## Start
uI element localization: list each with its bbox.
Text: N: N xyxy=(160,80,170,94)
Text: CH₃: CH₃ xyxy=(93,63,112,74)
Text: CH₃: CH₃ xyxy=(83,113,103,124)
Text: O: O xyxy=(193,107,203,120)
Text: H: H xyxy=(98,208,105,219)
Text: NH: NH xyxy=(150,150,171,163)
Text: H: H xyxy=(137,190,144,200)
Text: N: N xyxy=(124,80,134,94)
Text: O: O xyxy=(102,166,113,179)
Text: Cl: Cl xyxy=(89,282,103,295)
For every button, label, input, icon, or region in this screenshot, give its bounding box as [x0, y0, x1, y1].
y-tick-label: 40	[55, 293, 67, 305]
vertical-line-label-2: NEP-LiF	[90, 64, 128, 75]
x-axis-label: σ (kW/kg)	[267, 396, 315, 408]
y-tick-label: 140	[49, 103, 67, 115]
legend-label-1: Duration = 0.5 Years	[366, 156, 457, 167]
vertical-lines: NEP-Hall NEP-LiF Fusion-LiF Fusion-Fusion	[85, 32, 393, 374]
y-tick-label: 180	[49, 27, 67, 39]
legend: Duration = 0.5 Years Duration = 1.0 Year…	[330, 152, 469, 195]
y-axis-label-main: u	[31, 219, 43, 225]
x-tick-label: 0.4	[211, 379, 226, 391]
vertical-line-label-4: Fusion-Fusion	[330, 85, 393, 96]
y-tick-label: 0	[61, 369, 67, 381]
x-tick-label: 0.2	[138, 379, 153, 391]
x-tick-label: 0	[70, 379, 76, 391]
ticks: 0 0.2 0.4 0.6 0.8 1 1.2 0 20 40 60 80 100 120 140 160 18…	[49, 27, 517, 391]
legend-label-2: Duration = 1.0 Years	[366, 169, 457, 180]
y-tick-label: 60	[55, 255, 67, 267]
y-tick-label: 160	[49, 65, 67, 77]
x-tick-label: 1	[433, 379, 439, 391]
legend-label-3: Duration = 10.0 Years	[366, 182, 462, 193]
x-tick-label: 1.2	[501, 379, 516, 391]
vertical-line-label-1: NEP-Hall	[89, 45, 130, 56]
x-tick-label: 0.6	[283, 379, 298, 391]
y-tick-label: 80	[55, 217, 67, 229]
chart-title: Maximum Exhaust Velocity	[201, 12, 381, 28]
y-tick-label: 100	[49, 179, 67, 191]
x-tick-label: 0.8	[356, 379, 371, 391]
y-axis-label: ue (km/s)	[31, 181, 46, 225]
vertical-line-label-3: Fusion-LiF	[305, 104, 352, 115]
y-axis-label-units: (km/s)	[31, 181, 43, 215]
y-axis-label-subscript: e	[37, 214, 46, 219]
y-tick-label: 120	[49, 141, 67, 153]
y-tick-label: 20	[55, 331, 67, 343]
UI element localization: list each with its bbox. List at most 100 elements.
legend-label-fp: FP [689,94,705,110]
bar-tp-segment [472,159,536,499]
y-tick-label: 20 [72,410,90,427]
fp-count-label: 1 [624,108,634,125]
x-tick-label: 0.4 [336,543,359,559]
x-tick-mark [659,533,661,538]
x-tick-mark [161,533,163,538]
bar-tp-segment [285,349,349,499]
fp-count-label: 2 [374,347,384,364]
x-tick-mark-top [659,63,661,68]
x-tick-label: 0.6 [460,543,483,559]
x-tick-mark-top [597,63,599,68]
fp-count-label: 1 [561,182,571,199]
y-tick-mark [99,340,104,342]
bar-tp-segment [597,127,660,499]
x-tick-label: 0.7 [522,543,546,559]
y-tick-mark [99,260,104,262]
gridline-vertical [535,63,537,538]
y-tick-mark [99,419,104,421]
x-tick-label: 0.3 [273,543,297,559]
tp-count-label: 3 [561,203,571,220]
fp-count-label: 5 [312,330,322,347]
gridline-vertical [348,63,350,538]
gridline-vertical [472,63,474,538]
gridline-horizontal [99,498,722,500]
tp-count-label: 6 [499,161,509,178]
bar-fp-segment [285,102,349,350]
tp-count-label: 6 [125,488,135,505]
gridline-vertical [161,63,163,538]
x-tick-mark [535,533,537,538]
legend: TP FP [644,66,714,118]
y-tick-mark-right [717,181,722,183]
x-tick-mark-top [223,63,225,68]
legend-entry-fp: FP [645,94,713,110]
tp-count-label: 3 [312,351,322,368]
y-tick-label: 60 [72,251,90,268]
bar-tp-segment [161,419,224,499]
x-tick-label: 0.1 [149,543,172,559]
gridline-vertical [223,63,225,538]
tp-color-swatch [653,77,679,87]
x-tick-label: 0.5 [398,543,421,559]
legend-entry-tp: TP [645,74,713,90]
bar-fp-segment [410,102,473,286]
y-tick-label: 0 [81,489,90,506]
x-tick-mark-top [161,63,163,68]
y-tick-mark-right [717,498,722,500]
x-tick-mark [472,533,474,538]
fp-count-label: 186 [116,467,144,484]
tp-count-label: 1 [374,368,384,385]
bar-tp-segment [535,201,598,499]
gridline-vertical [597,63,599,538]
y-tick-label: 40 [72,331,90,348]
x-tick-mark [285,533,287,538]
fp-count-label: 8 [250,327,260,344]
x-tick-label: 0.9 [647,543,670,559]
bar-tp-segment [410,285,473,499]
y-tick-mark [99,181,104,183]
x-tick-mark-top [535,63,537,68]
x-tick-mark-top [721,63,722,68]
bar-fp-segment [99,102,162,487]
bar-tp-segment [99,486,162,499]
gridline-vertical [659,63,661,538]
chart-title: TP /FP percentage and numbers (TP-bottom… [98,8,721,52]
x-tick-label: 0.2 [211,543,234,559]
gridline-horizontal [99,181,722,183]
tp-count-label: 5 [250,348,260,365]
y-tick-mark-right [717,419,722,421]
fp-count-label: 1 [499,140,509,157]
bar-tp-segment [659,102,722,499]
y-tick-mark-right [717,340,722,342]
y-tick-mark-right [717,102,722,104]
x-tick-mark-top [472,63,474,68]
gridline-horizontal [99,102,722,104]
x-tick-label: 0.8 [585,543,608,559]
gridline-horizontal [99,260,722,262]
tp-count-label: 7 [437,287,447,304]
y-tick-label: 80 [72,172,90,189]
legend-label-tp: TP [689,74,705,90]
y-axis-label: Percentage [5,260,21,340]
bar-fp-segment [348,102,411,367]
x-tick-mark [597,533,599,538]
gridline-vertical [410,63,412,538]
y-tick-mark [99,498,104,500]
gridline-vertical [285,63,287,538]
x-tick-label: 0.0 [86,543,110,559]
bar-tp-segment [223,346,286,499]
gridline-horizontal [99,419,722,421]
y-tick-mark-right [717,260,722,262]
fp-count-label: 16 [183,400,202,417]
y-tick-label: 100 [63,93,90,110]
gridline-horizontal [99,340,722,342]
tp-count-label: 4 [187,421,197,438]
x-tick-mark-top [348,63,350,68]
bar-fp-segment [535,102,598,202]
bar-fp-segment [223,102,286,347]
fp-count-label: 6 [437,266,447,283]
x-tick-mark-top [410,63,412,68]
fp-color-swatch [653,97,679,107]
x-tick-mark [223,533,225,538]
## End
Task to complete
Reproduce the lines above exactly as they appear, from the first line through the line containing "ticks: 0 0.2", with both ends included.

Expected output
uI element localization: list each with its bbox.
Text: N: N xyxy=(160,80,170,94)
Text: CH₃: CH₃ xyxy=(93,63,112,74)
Text: CH₃: CH₃ xyxy=(83,113,103,124)
Text: O: O xyxy=(193,107,203,120)
Text: H: H xyxy=(98,208,105,219)
Text: NH: NH xyxy=(150,150,171,163)
Text: H: H xyxy=(137,190,144,200)
Text: N: N xyxy=(124,80,134,94)
Text: O: O xyxy=(102,166,113,179)
Text: Cl: Cl xyxy=(89,282,103,295)
For every button, label, input, icon, or region in this screenshot, give its bounding box as [x0, y0, x1, y1].
y-tick-label: 40	[55, 293, 67, 305]
vertical-line-label-2: NEP-LiF	[90, 64, 128, 75]
x-axis-label: σ (kW/kg)	[267, 396, 315, 408]
y-tick-label: 140	[49, 103, 67, 115]
legend-label-1: Duration = 0.5 Years	[366, 156, 457, 167]
vertical-lines: NEP-Hall NEP-LiF Fusion-LiF Fusion-Fusion	[85, 32, 393, 374]
y-tick-label: 180	[49, 27, 67, 39]
legend: Duration = 0.5 Years Duration = 1.0 Year…	[330, 152, 469, 195]
y-axis-label-main: u	[31, 219, 43, 225]
x-tick-label: 0.4	[211, 379, 226, 391]
vertical-line-label-4: Fusion-Fusion	[330, 85, 393, 96]
y-tick-label: 0	[61, 369, 67, 381]
x-tick-label: 0.2	[138, 379, 153, 391]
x-tick-label: 0	[70, 379, 76, 391]
ticks: 0 0.2 0.4 0.6 0.8 1 1.2 0 20 40 60 80 100 120 140 160 18…	[49, 27, 517, 391]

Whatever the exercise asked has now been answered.